### [Data lines]
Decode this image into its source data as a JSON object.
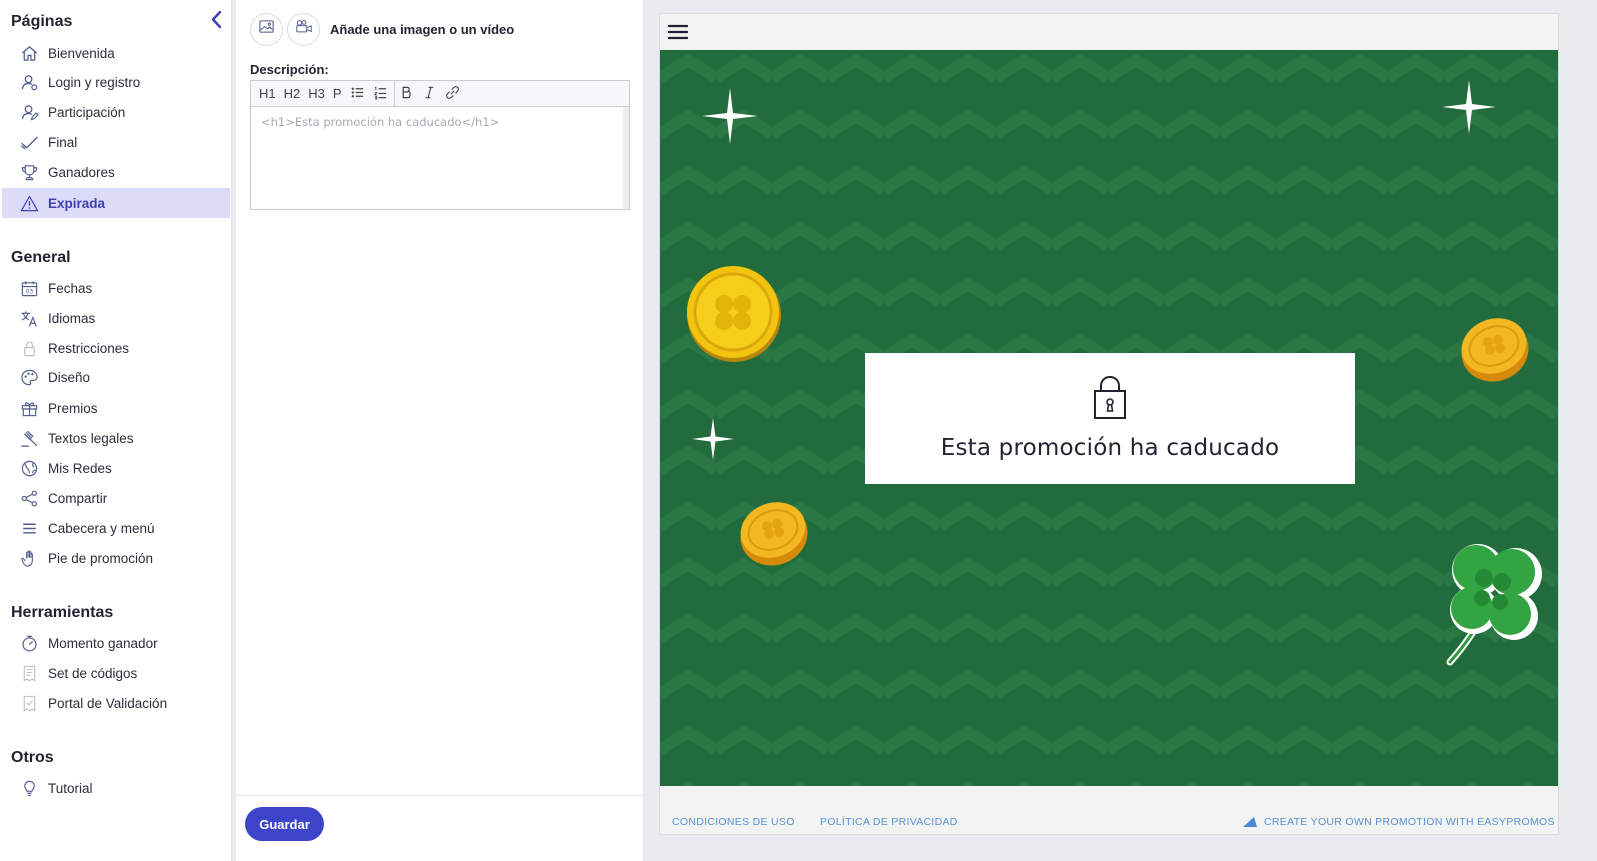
{
  "sidebar": {
    "sections": [
      {
        "title": "Páginas",
        "items": [
          {
            "label": "Bienvenida",
            "icon": "home-icon"
          },
          {
            "label": "Login y registro",
            "icon": "user-settings-icon"
          },
          {
            "label": "Participación",
            "icon": "user-edit-icon"
          },
          {
            "label": "Final",
            "icon": "check-icon"
          },
          {
            "label": "Ganadores",
            "icon": "trophy-icon"
          },
          {
            "label": "Expirada",
            "icon": "warning-icon",
            "active": true
          }
        ]
      },
      {
        "title": "General",
        "items": [
          {
            "label": "Fechas",
            "icon": "calendar-icon"
          },
          {
            "label": "Idiomas",
            "icon": "translate-icon"
          },
          {
            "label": "Restricciones",
            "icon": "lock-icon"
          },
          {
            "label": "Diseño",
            "icon": "palette-icon"
          },
          {
            "label": "Premios",
            "icon": "gift-icon"
          },
          {
            "label": "Textos legales",
            "icon": "gavel-icon"
          },
          {
            "label": "Mis Redes",
            "icon": "globe-icon"
          },
          {
            "label": "Compartir",
            "icon": "share-icon"
          },
          {
            "label": "Cabecera y menú",
            "icon": "menu-icon"
          },
          {
            "label": "Pie de promoción",
            "icon": "hand-icon"
          }
        ]
      },
      {
        "title": "Herramientas",
        "items": [
          {
            "label": "Momento ganador",
            "icon": "stopwatch-icon"
          },
          {
            "label": "Set de códigos",
            "icon": "codes-icon"
          },
          {
            "label": "Portal de Validación",
            "icon": "validation-icon"
          }
        ]
      },
      {
        "title": "Otros",
        "items": [
          {
            "label": "Tutorial",
            "icon": "bulb-icon"
          }
        ]
      }
    ]
  },
  "editor": {
    "media_label": "Añade una imagen o un vídeo",
    "description_label": "Descripción:",
    "toolbar": [
      "H1",
      "H2",
      "H3",
      "P"
    ],
    "content": "<h1>Esta promoción ha caducado</h1>",
    "save_label": "Guardar"
  },
  "preview": {
    "message": "Esta promoción ha caducado",
    "footer": {
      "terms": "CONDICIONES DE USO",
      "privacy": "POLÍTICA DE PRIVACIDAD",
      "brand": "CREATE YOUR OWN PROMOTION WITH EASYPROMOS"
    },
    "colors": {
      "accent": "#3d44c9",
      "stage": "#216b3c",
      "active_bg": "#dcdcf8"
    }
  }
}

### [Directions]
Output all the records, word for word, with no pictures in the copy.

### [Output for this task]
Decode this image into its source data as a JSON object.
{
  "sidebar": {
    "sections": [
      {
        "title": "Páginas",
        "items": [
          {
            "label": "Bienvenida",
            "icon": "home-icon"
          },
          {
            "label": "Login y registro",
            "icon": "user-settings-icon"
          },
          {
            "label": "Participación",
            "icon": "user-edit-icon"
          },
          {
            "label": "Final",
            "icon": "check-icon"
          },
          {
            "label": "Ganadores",
            "icon": "trophy-icon"
          },
          {
            "label": "Expirada",
            "icon": "warning-icon",
            "active": true
          }
        ]
      },
      {
        "title": "General",
        "items": [
          {
            "label": "Fechas",
            "icon": "calendar-icon"
          },
          {
            "label": "Idiomas",
            "icon": "translate-icon"
          },
          {
            "label": "Restricciones",
            "icon": "lock-icon"
          },
          {
            "label": "Diseño",
            "icon": "palette-icon"
          },
          {
            "label": "Premios",
            "icon": "gift-icon"
          },
          {
            "label": "Textos legales",
            "icon": "gavel-icon"
          },
          {
            "label": "Mis Redes",
            "icon": "globe-icon"
          },
          {
            "label": "Compartir",
            "icon": "share-icon"
          },
          {
            "label": "Cabecera y menú",
            "icon": "menu-icon"
          },
          {
            "label": "Pie de promoción",
            "icon": "hand-icon"
          }
        ]
      },
      {
        "title": "Herramientas",
        "items": [
          {
            "label": "Momento ganador",
            "icon": "stopwatch-icon"
          },
          {
            "label": "Set de códigos",
            "icon": "codes-icon"
          },
          {
            "label": "Portal de Validación",
            "icon": "validation-icon"
          }
        ]
      },
      {
        "title": "Otros",
        "items": [
          {
            "label": "Tutorial",
            "icon": "bulb-icon"
          }
        ]
      }
    ]
  },
  "editor": {
    "media_label": "Añade una imagen o un vídeo",
    "description_label": "Descripción:",
    "toolbar": [
      "H1",
      "H2",
      "H3",
      "P"
    ],
    "content": "<h1>Esta promoción ha caducado</h1>",
    "save_label": "Guardar"
  },
  "preview": {
    "message": "Esta promoción ha caducado",
    "footer": {
      "terms": "CONDICIONES DE USO",
      "privacy": "POLÍTICA DE PRIVACIDAD",
      "brand": "CREATE YOUR OWN PROMOTION WITH EASYPROMOS"
    },
    "colors": {
      "accent": "#3d44c9",
      "stage": "#216b3c",
      "active_bg": "#dcdcf8"
    }
  }
}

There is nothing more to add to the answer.